From the listing below, tally the lines that include "animals". Return only the total.

• Dataset items:
******************************
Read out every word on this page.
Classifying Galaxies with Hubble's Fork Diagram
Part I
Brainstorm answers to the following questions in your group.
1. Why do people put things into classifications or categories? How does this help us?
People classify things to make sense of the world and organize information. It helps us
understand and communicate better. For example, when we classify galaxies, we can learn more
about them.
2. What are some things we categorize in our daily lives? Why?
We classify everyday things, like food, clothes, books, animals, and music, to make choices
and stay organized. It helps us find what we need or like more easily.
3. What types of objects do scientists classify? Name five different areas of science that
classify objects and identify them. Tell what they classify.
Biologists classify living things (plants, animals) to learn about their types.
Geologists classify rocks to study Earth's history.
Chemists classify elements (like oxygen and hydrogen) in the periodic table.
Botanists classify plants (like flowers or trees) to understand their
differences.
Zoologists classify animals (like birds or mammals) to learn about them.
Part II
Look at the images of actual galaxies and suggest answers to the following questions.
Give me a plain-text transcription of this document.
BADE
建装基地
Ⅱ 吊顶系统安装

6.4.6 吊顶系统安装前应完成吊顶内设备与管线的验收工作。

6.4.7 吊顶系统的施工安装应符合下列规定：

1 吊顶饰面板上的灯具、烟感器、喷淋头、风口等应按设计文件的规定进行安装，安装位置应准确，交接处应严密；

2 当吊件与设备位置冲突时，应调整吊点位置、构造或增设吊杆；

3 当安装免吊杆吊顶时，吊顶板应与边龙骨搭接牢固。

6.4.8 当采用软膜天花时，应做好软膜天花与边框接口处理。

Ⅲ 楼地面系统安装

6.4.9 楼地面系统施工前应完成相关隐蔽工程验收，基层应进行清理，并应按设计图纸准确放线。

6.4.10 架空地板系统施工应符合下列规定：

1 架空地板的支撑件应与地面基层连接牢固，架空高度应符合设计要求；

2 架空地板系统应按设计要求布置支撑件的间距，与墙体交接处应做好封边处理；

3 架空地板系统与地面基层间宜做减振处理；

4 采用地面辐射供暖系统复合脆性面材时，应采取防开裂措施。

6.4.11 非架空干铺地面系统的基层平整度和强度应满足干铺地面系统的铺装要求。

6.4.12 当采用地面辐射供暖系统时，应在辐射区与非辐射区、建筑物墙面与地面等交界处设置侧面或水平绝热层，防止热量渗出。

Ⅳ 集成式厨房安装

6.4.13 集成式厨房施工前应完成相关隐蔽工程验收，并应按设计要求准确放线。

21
******************************
• Result below:
3